◆ Figure record listings ◆
● ● ● ● ● ● ●

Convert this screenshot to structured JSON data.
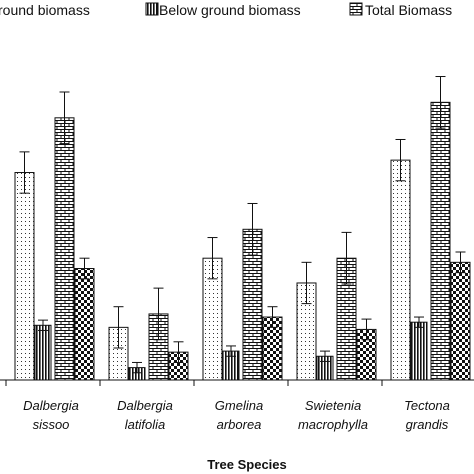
{
  "chart_data": {
    "type": "bar",
    "xlabel": "Tree Species",
    "ylabel": "",
    "categories": [
      [
        "Dalbergia",
        "sissoo"
      ],
      [
        "Dalbergia",
        "latifolia"
      ],
      [
        "Gmelina",
        "arborea"
      ],
      [
        "Swietenia",
        "macrophylla"
      ],
      [
        "Tectona",
        "grandis"
      ]
    ],
    "series": [
      {
        "name": "Above ground biomass",
        "pattern": "dots",
        "values": [
          201,
          51,
          118,
          94,
          213
        ],
        "errors": [
          20,
          20,
          20,
          20,
          20
        ]
      },
      {
        "name": "Below ground biomass",
        "pattern": "vertical-lines",
        "values": [
          53,
          12,
          28,
          23,
          56
        ],
        "errors": [
          5,
          5,
          5,
          5,
          5
        ]
      },
      {
        "name": "Total Biomass",
        "pattern": "bricks",
        "values": [
          254,
          64,
          146,
          118,
          269
        ],
        "errors": [
          25,
          25,
          25,
          25,
          25
        ]
      },
      {
        "name": "",
        "pattern": "checkerboard",
        "values": [
          108,
          27,
          61,
          49,
          114
        ],
        "errors": [
          10,
          10,
          10,
          10,
          10
        ]
      }
    ],
    "ylim": [
      0,
      310
    ],
    "grid": false,
    "legend": {
      "placement": "top",
      "entries": [
        "round biomass",
        "Below ground biomass",
        "Total  Biomass"
      ]
    },
    "colors": {
      "ink": "#111111",
      "background": "#ffffff"
    }
  }
}
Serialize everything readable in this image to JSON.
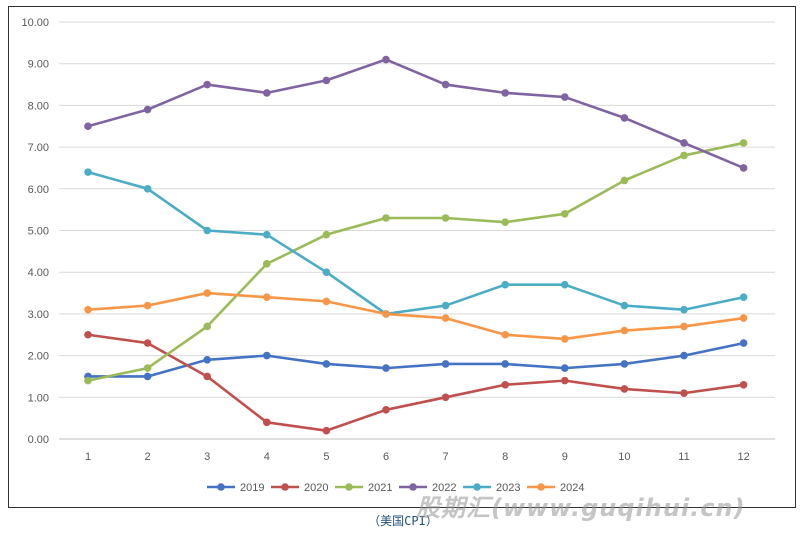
{
  "chart_data": {
    "type": "line",
    "title": "",
    "xlabel": "",
    "ylabel": "",
    "x": [
      1,
      2,
      3,
      4,
      5,
      6,
      7,
      8,
      9,
      10,
      11,
      12
    ],
    "ylim": [
      0,
      10
    ],
    "y_ticks": [
      "0.00",
      "1.00",
      "2.00",
      "3.00",
      "4.00",
      "5.00",
      "6.00",
      "7.00",
      "8.00",
      "9.00",
      "10.00"
    ],
    "grid": "horizontal",
    "legend_position": "bottom",
    "series": [
      {
        "name": "2019",
        "color": "#4472c4",
        "values": [
          1.5,
          1.5,
          1.9,
          2.0,
          1.8,
          1.7,
          1.8,
          1.8,
          1.7,
          1.8,
          2.0,
          2.3
        ]
      },
      {
        "name": "2020",
        "color": "#c0504d",
        "values": [
          2.5,
          2.3,
          1.5,
          0.4,
          0.2,
          0.7,
          1.0,
          1.3,
          1.4,
          1.2,
          1.1,
          1.3
        ]
      },
      {
        "name": "2021",
        "color": "#9bbb59",
        "values": [
          1.4,
          1.7,
          2.7,
          4.2,
          4.9,
          5.3,
          5.3,
          5.2,
          5.4,
          6.2,
          6.8,
          7.1
        ]
      },
      {
        "name": "2022",
        "color": "#8064a2",
        "values": [
          7.5,
          7.9,
          8.5,
          8.3,
          8.6,
          9.1,
          8.5,
          8.3,
          8.2,
          7.7,
          7.1,
          6.5
        ]
      },
      {
        "name": "2023",
        "color": "#4bacc6",
        "values": [
          6.4,
          6.0,
          5.0,
          4.9,
          4.0,
          3.0,
          3.2,
          3.7,
          3.7,
          3.2,
          3.1,
          3.4
        ]
      },
      {
        "name": "2024",
        "color": "#f79646",
        "values": [
          3.1,
          3.2,
          3.5,
          3.4,
          3.3,
          3.0,
          2.9,
          2.5,
          2.4,
          2.6,
          2.7,
          2.9
        ]
      }
    ]
  },
  "caption": "（美国CPI）",
  "watermark": "股期汇(www.guqihui.cn)"
}
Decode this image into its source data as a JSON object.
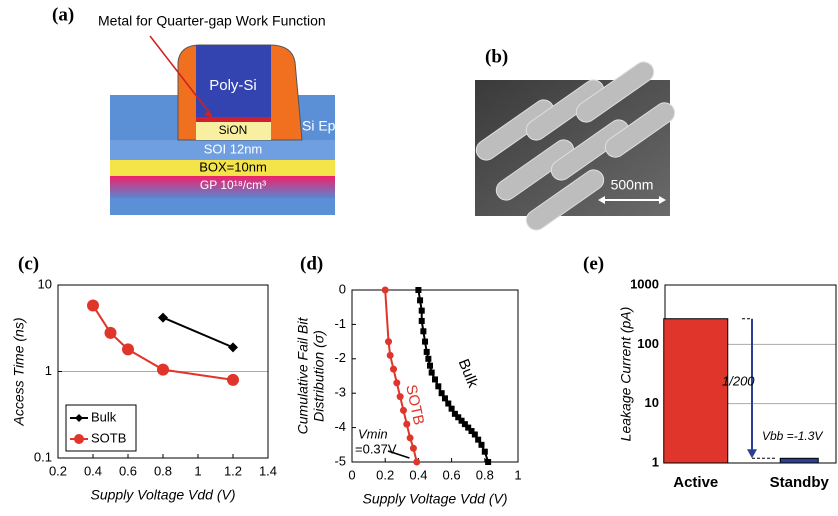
{
  "panel_a": {
    "label": "(a)",
    "annotation": "Metal for Quarter-gap Work Function",
    "layers": [
      "Poly-Si",
      "SiON",
      "Si Epi",
      "SOI 12nm",
      "BOX=10nm",
      "GP  10¹⁸/cm³"
    ]
  },
  "panel_b": {
    "label": "(b)",
    "scale_bar": "500nm"
  },
  "chart_data": [
    {
      "type": "line",
      "panel": "(c)",
      "xlabel": "Supply Voltage Vdd (V)",
      "ylabel": "Access Time (ns)",
      "xlim": [
        0.2,
        1.4
      ],
      "xticks": [
        0.2,
        0.4,
        0.6,
        0.8,
        1,
        1.2,
        1.4
      ],
      "ylim": [
        0.1,
        10
      ],
      "yticks": [
        0.1,
        1,
        10
      ],
      "ylog": true,
      "grid": true,
      "legend": "lower left",
      "series": [
        {
          "name": "Bulk",
          "color": "#000000",
          "marker": "diamond",
          "x": [
            0.8,
            1.2
          ],
          "values": [
            4.2,
            1.9
          ]
        },
        {
          "name": "SOTB",
          "color": "#e0352b",
          "marker": "circle",
          "x": [
            0.4,
            0.5,
            0.6,
            0.8,
            1.2
          ],
          "values": [
            5.8,
            2.8,
            1.8,
            1.05,
            0.8
          ]
        }
      ]
    },
    {
      "type": "line",
      "panel": "(d)",
      "xlabel": "Supply Voltage Vdd (V)",
      "ylabel": [
        "Cumulative Fail Bit",
        "Distribution (σ)"
      ],
      "xlim": [
        0,
        1
      ],
      "xticks": [
        0,
        0.2,
        0.4,
        0.6,
        0.8,
        1
      ],
      "ylim": [
        -5,
        0
      ],
      "yticks": [
        0,
        -1,
        -2,
        -3,
        -4,
        -5
      ],
      "ylog": false,
      "grid": false,
      "annotations": [
        "Vmin",
        "=0.37V"
      ],
      "series": [
        {
          "name": "Bulk",
          "color": "#000000",
          "marker": "square",
          "x": [
            0.4,
            0.41,
            0.42,
            0.42,
            0.43,
            0.44,
            0.45,
            0.46,
            0.47,
            0.48,
            0.5,
            0.52,
            0.54,
            0.56,
            0.58,
            0.6,
            0.62,
            0.64,
            0.66,
            0.68,
            0.7,
            0.72,
            0.74,
            0.76,
            0.78,
            0.8,
            0.82
          ],
          "values": [
            0,
            -0.3,
            -0.6,
            -0.9,
            -1.2,
            -1.5,
            -1.8,
            -2.0,
            -2.2,
            -2.4,
            -2.6,
            -2.8,
            -3.0,
            -3.15,
            -3.3,
            -3.45,
            -3.6,
            -3.7,
            -3.8,
            -3.9,
            -4.0,
            -4.1,
            -4.2,
            -4.35,
            -4.5,
            -4.7,
            -5.0
          ]
        },
        {
          "name": "SOTB",
          "color": "#e0352b",
          "marker": "circle",
          "x": [
            0.2,
            0.22,
            0.23,
            0.25,
            0.27,
            0.29,
            0.31,
            0.33,
            0.35,
            0.37,
            0.39
          ],
          "values": [
            0,
            -1.5,
            -1.9,
            -2.3,
            -2.7,
            -3.1,
            -3.5,
            -3.9,
            -4.3,
            -4.6,
            -5.0
          ]
        }
      ]
    },
    {
      "type": "bar",
      "panel": "(e)",
      "ylabel": "Leakage Current (pA)",
      "categories": [
        "Active",
        "Standby"
      ],
      "values": [
        270,
        1.2
      ],
      "colors": [
        "#e0352b",
        "#2b3f93"
      ],
      "ylim": [
        1,
        1000
      ],
      "yticks": [
        1,
        10,
        100,
        1000
      ],
      "ylog": true,
      "grid": true,
      "annotations": [
        "1/200",
        "Vbb =-1.3V"
      ]
    }
  ]
}
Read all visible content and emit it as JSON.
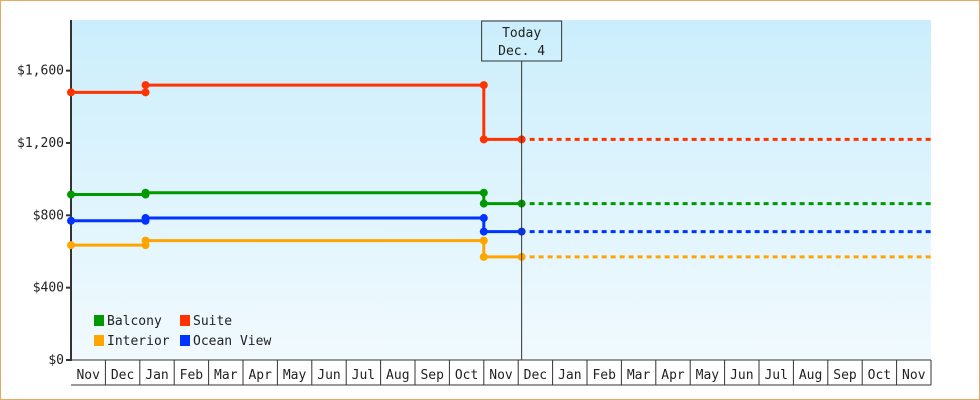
{
  "chart_data": {
    "type": "line",
    "title": "",
    "xlabel": "",
    "ylabel": "",
    "ylim": [
      0,
      1880
    ],
    "y_ticks": [
      "$0",
      "$400",
      "$800",
      "$1,200",
      "$1,600"
    ],
    "y_tick_values": [
      0,
      400,
      800,
      1200,
      1600
    ],
    "x_ticks": [
      "Nov",
      "Dec",
      "Jan",
      "Feb",
      "Mar",
      "Apr",
      "May",
      "Jun",
      "Jul",
      "Aug",
      "Sep",
      "Oct",
      "Nov",
      "Dec",
      "Jan",
      "Feb",
      "Mar",
      "Apr",
      "May",
      "Jun",
      "Jul",
      "Aug",
      "Sep",
      "Oct",
      "Nov"
    ],
    "grid": false,
    "legend_position": "bottom-left",
    "today_marker": {
      "line1": "Today",
      "line2": "Dec. 4",
      "tick": 13,
      "day": 4
    },
    "series": [
      {
        "name": "Suite",
        "color": "#ff3300",
        "points": [
          {
            "tick": 0,
            "day": 1,
            "y": 1480
          },
          {
            "tick": 2,
            "day": 6,
            "y": 1480
          },
          {
            "tick": 2,
            "day": 6,
            "y": 1520
          },
          {
            "tick": 12,
            "day": 1,
            "y": 1520
          },
          {
            "tick": 12,
            "day": 1,
            "y": 1220
          },
          {
            "tick": 13,
            "day": 4,
            "y": 1220
          }
        ],
        "projection": 1220
      },
      {
        "name": "Balcony",
        "color": "#009900",
        "points": [
          {
            "tick": 0,
            "day": 1,
            "y": 915
          },
          {
            "tick": 2,
            "day": 6,
            "y": 915
          },
          {
            "tick": 2,
            "day": 6,
            "y": 925
          },
          {
            "tick": 12,
            "day": 1,
            "y": 925
          },
          {
            "tick": 12,
            "day": 1,
            "y": 865
          },
          {
            "tick": 13,
            "day": 4,
            "y": 865
          }
        ],
        "projection": 865
      },
      {
        "name": "Ocean View",
        "color": "#0033ff",
        "points": [
          {
            "tick": 0,
            "day": 1,
            "y": 770
          },
          {
            "tick": 2,
            "day": 6,
            "y": 770
          },
          {
            "tick": 2,
            "day": 6,
            "y": 785
          },
          {
            "tick": 12,
            "day": 1,
            "y": 785
          },
          {
            "tick": 12,
            "day": 1,
            "y": 710
          },
          {
            "tick": 13,
            "day": 4,
            "y": 710
          }
        ],
        "projection": 710
      },
      {
        "name": "Interior",
        "color": "#ffa500",
        "points": [
          {
            "tick": 0,
            "day": 1,
            "y": 635
          },
          {
            "tick": 2,
            "day": 6,
            "y": 635
          },
          {
            "tick": 2,
            "day": 6,
            "y": 660
          },
          {
            "tick": 12,
            "day": 1,
            "y": 660
          },
          {
            "tick": 12,
            "day": 1,
            "y": 570
          },
          {
            "tick": 13,
            "day": 4,
            "y": 570
          }
        ],
        "projection": 570
      }
    ],
    "legend": [
      {
        "name": "Balcony",
        "color": "#009900"
      },
      {
        "name": "Suite",
        "color": "#ff3300"
      },
      {
        "name": "Interior",
        "color": "#ffa500"
      },
      {
        "name": "Ocean View",
        "color": "#0033ff"
      }
    ]
  }
}
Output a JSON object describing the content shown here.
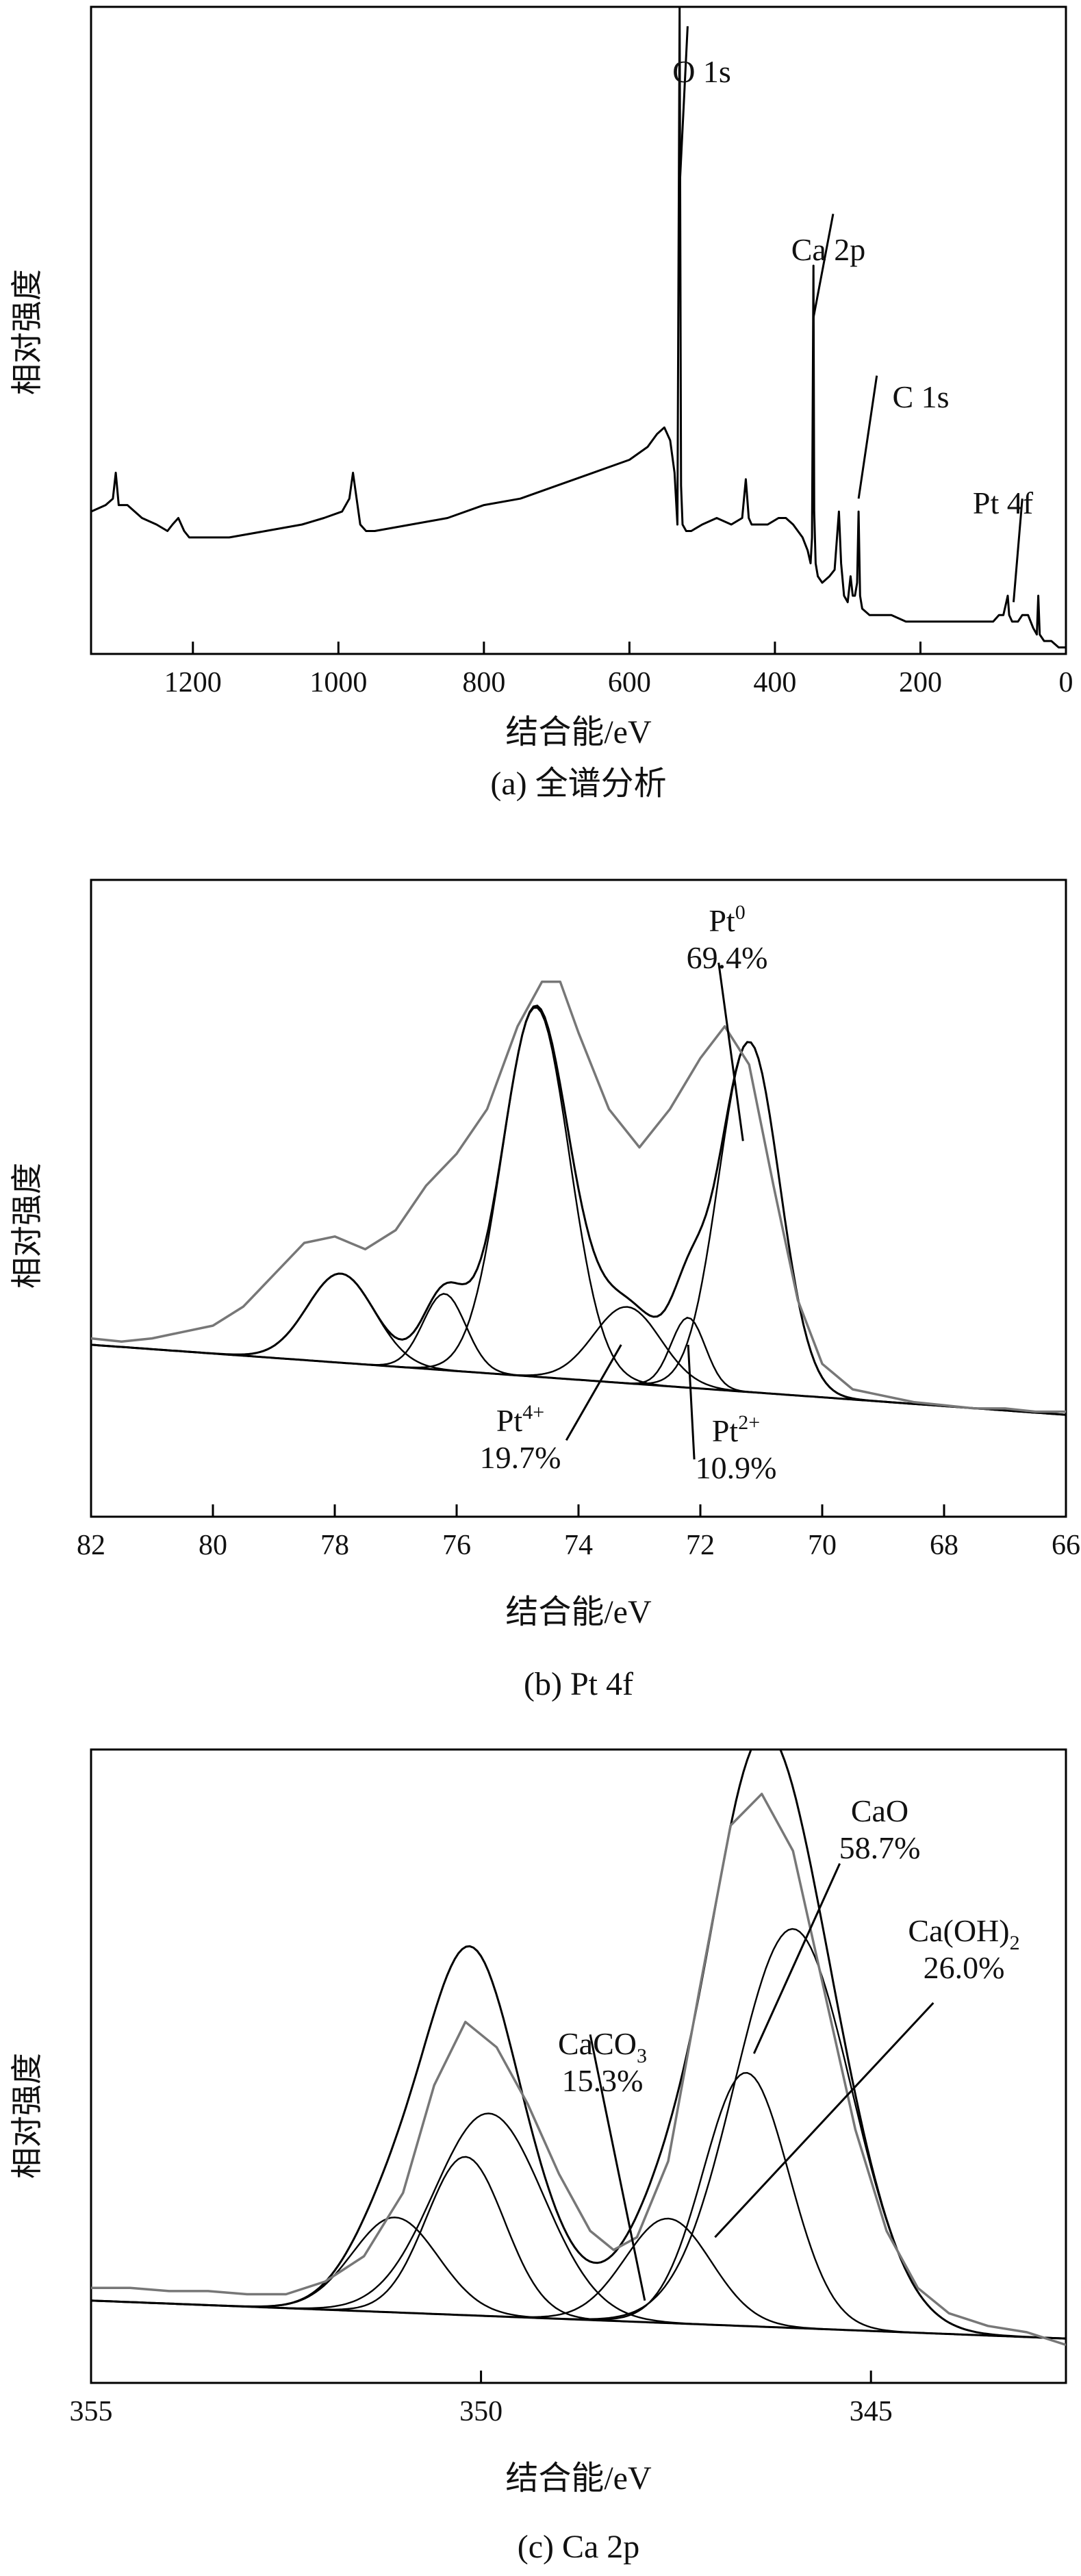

● ● ● ● ● ● ●

◆ Written request ◆
Say how many lines in the entries contain the string "this", and leave out everything else.

◆ The answer ◆
3